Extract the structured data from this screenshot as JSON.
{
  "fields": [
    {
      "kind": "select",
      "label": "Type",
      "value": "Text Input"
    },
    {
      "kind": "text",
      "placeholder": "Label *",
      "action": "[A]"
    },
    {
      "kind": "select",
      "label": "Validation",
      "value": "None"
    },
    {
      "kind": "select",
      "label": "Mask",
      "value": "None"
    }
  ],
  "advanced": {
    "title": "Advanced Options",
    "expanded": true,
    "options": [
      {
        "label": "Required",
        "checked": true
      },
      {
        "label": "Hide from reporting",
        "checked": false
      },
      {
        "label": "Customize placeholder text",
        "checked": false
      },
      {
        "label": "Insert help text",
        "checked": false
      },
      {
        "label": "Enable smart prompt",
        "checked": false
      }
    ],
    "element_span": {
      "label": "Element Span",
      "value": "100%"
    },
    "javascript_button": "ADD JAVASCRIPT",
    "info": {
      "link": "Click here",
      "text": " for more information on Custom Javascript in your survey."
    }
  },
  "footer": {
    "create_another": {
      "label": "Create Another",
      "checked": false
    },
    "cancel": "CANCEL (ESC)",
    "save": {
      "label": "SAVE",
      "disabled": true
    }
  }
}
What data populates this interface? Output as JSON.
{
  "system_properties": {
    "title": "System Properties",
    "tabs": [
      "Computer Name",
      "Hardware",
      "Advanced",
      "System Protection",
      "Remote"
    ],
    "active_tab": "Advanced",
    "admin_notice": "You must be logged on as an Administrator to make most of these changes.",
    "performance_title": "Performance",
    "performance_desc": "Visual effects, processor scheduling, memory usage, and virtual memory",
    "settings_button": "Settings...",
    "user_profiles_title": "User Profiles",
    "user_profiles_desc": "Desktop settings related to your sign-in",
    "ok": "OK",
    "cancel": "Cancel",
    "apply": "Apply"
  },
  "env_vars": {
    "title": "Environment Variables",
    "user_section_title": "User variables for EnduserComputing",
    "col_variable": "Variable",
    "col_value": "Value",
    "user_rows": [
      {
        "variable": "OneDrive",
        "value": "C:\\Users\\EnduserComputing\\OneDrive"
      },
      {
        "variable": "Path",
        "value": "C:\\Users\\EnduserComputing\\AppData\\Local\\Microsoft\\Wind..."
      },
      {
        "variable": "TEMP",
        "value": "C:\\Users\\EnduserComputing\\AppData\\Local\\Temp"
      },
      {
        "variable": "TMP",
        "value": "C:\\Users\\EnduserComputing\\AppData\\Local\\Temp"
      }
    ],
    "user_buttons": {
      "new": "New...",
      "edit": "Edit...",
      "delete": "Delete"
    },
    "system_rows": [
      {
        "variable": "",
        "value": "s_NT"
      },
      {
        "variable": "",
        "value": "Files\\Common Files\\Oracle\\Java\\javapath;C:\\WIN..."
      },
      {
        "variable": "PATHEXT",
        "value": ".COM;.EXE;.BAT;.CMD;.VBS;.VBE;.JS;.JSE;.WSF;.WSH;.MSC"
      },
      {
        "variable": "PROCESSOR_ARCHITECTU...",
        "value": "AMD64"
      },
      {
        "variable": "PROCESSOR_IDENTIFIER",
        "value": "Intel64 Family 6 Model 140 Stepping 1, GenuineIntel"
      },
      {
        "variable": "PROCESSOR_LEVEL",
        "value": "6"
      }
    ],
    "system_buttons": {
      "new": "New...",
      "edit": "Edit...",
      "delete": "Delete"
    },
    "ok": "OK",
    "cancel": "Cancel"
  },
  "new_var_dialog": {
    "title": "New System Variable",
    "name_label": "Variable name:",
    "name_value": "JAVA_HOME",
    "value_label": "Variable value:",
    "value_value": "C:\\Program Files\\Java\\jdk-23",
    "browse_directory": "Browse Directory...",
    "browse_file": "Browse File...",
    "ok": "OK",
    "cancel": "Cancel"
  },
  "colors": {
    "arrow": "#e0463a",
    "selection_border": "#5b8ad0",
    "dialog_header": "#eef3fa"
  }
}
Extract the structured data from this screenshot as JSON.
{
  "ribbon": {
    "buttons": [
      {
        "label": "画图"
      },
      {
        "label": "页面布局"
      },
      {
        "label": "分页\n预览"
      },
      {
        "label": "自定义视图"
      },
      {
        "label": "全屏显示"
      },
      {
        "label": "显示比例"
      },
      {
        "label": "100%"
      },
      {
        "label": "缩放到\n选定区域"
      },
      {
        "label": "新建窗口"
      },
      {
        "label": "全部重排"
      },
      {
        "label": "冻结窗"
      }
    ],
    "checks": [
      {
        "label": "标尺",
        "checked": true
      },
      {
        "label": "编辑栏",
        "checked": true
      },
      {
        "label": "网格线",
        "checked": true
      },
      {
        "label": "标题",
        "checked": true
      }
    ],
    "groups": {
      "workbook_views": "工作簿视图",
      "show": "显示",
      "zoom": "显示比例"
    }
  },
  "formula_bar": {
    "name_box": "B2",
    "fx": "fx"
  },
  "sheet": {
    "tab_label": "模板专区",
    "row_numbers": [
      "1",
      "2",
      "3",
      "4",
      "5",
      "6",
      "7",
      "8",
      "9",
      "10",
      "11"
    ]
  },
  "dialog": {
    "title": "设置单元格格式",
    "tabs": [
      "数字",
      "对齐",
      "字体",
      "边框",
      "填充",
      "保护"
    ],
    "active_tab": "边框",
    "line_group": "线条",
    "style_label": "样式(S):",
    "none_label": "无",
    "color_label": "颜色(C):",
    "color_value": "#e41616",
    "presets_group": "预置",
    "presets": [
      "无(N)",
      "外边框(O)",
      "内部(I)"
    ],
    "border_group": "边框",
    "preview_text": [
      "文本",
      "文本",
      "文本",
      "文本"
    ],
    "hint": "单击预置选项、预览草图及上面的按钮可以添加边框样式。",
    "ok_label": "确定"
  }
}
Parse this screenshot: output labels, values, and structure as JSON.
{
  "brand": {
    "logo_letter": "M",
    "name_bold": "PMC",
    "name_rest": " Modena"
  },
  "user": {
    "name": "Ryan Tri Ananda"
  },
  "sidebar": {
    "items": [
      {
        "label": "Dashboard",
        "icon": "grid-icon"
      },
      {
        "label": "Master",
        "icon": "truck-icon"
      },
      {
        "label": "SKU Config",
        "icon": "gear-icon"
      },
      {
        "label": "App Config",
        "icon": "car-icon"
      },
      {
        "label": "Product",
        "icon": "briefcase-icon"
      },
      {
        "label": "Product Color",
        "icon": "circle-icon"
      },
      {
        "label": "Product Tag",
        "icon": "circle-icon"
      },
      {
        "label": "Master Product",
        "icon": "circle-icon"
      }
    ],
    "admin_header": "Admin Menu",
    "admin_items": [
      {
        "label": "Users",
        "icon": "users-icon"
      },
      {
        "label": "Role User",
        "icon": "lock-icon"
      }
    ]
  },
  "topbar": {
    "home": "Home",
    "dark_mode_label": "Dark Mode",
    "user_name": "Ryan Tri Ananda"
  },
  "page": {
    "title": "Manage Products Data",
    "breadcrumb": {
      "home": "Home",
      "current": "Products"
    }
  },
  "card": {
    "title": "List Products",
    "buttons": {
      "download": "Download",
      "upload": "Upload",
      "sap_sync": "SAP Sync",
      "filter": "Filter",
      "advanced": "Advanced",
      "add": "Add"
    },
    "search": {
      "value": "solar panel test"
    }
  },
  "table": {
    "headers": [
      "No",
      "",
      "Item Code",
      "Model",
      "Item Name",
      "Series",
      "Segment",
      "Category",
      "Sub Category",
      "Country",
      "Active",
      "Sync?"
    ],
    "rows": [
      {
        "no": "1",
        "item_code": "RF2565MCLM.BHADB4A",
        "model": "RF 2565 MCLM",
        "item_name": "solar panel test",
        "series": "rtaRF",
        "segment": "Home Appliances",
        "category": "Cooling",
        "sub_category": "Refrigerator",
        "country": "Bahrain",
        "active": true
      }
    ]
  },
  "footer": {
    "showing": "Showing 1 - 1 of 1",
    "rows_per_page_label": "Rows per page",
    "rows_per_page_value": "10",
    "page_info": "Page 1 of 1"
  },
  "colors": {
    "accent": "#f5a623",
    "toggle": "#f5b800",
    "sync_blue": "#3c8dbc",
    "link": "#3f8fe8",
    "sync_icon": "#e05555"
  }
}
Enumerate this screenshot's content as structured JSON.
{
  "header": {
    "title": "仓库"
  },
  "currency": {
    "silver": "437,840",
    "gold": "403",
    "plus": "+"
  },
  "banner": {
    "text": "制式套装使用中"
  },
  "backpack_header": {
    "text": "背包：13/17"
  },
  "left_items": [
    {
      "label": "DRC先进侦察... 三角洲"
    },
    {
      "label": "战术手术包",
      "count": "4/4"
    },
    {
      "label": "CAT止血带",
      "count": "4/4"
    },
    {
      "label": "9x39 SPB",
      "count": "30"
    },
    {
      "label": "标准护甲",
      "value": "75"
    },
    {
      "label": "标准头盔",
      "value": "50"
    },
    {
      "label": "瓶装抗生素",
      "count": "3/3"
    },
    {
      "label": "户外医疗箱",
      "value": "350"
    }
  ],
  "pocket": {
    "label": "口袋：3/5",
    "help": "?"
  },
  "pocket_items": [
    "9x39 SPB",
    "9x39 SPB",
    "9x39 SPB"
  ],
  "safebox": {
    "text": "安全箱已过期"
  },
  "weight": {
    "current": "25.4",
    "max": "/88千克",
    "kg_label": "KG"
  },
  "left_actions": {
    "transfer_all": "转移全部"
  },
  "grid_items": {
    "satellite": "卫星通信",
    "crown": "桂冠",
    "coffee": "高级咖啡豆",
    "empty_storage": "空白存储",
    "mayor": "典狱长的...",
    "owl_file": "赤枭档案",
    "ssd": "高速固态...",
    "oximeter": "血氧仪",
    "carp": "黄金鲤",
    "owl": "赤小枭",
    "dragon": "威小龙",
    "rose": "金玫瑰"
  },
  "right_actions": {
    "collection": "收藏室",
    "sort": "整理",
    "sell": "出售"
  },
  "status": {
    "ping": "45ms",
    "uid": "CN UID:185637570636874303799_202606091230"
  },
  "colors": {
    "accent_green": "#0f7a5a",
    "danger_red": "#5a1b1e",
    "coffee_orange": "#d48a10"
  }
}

== == ==

:: WHAT TO PRODUCE ::
Find the word "test" in the records and pull out each line that has it.

:: REPLY TO THE EXERCISE ::
      "value": "solar panel test"
        "item_name": "solar panel test",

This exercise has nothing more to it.